> **AIM**
Repeat the listing below in full, exactly as it stands.

Start of EXTRACTED INFORMATION

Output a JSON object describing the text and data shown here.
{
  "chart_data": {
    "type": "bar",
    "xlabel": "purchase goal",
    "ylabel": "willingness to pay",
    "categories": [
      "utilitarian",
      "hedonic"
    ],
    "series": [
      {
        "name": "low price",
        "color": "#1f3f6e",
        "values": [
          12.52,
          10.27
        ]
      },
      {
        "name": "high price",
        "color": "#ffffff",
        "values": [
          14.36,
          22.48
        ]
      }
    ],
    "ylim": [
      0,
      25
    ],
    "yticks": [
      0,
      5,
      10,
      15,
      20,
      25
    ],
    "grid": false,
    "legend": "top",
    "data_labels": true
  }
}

End of EXTRACTED INFORMATION

> **TASK RESULT**
Output a JSON object describing the text and data shown here.
{
  "chart_data": {
    "type": "bar",
    "xlabel": "purchase goal",
    "ylabel": "willingness to pay",
    "categories": [
      "utilitarian",
      "hedonic"
    ],
    "series": [
      {
        "name": "low price",
        "color": "#1f3f6e",
        "values": [
          12.52,
          10.27
        ]
      },
      {
        "name": "high price",
        "color": "#ffffff",
        "values": [
          14.36,
          22.48
        ]
      }
    ],
    "ylim": [
      0,
      25
    ],
    "yticks": [
      0,
      5,
      10,
      15,
      20,
      25
    ],
    "grid": false,
    "legend": "top",
    "data_labels": true
  }
}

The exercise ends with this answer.